## [Task prompt]
Tally the lines in the listing below that include "Curvature". Answer with the count and nothing more.

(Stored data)
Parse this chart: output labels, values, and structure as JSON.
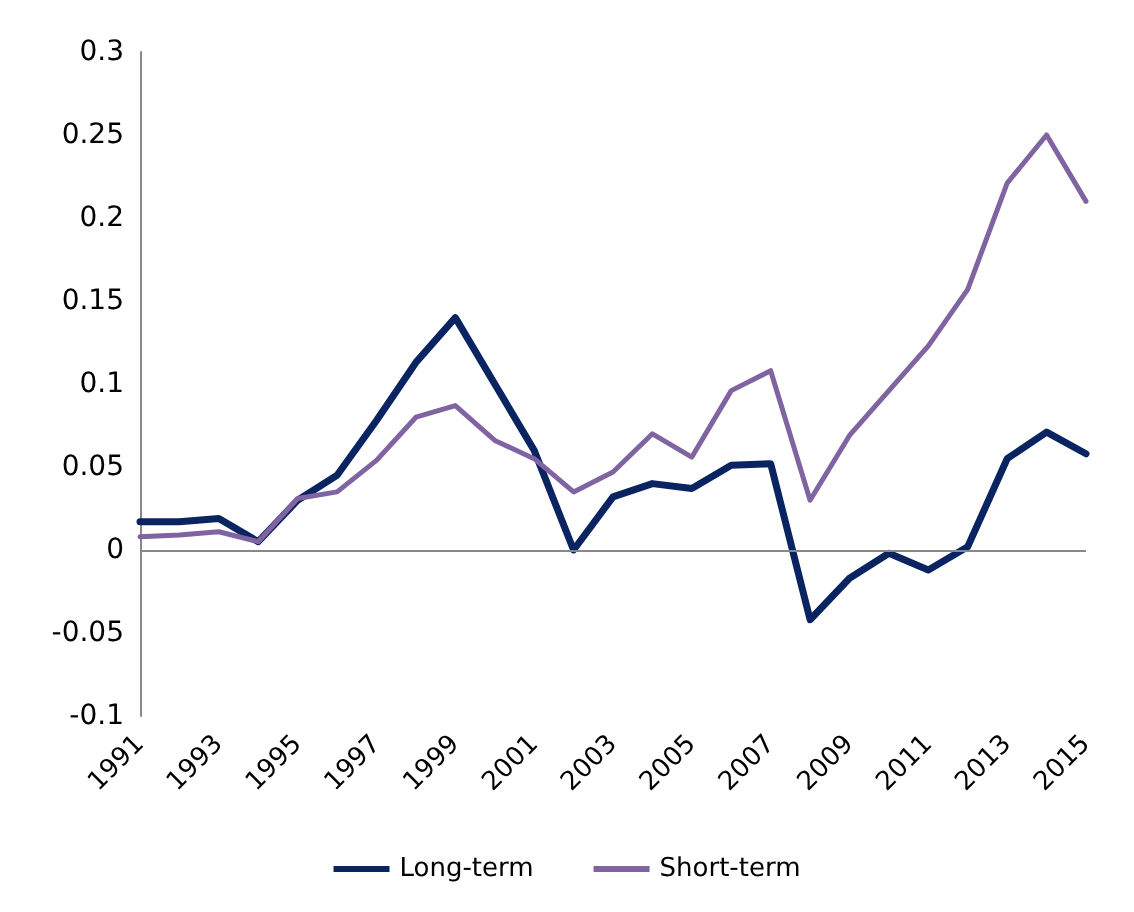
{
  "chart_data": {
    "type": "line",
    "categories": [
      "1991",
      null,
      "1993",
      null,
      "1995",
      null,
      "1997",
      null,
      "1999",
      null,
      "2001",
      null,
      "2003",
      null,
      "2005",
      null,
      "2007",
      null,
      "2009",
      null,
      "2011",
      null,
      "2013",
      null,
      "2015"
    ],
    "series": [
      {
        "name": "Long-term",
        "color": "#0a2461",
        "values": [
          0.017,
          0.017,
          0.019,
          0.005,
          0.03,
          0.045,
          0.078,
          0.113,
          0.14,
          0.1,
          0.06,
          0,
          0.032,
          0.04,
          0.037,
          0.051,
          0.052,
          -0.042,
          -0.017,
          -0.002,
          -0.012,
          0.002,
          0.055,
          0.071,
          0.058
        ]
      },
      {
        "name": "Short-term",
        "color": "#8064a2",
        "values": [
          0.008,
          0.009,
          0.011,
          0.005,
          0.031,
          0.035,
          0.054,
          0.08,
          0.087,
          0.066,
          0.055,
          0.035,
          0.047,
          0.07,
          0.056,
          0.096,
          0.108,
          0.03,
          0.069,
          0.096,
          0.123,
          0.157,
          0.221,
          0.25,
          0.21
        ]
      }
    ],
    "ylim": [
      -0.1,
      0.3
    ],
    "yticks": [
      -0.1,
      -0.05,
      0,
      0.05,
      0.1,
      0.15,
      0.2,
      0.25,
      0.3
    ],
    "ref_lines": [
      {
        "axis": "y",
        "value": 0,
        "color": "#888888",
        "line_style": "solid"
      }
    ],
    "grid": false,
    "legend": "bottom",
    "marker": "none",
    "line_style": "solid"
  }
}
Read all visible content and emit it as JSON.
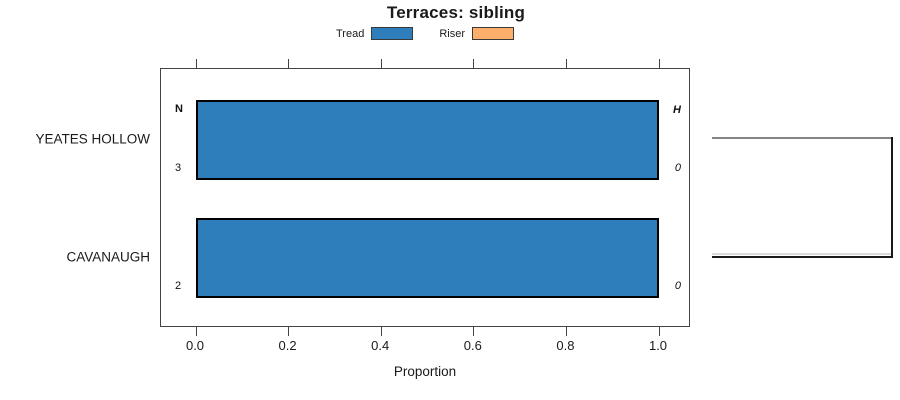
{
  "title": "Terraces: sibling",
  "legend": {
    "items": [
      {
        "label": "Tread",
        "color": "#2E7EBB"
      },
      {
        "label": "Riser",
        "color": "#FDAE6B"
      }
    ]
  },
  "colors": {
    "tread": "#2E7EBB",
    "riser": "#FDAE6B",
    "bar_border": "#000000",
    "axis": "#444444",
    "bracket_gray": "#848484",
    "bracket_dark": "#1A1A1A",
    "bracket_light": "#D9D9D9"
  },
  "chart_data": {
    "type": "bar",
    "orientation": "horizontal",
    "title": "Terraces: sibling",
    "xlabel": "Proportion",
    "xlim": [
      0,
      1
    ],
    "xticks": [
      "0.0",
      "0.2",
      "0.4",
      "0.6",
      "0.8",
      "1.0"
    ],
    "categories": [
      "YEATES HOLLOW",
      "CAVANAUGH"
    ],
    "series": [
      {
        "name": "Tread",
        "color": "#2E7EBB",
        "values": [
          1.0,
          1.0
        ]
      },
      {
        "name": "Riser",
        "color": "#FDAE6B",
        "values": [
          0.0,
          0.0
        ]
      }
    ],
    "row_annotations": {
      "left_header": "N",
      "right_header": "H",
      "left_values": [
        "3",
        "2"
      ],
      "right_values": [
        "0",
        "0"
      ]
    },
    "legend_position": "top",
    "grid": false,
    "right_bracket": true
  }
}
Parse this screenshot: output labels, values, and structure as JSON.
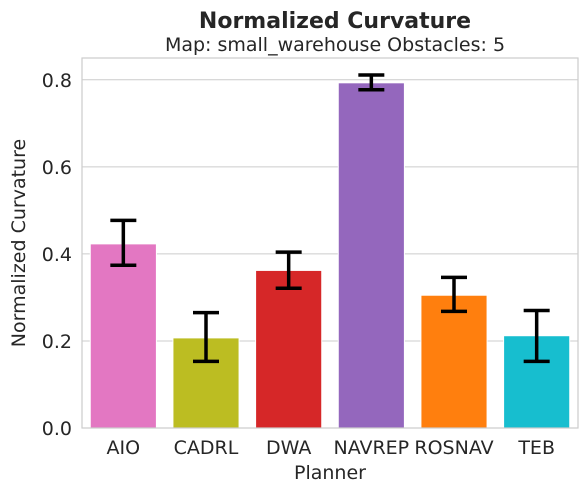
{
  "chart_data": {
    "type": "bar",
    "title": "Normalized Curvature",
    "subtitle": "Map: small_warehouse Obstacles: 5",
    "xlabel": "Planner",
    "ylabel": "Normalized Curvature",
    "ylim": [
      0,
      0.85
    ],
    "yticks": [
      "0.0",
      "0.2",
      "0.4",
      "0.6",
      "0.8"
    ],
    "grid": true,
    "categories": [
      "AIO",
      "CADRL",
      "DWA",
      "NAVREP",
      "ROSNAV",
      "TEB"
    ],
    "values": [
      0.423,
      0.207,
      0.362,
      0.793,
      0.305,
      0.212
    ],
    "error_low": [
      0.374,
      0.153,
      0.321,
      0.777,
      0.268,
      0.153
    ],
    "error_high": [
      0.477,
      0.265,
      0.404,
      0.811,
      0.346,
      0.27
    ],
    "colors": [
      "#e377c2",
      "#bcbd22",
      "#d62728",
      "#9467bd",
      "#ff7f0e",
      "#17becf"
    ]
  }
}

## [Exercise result]
2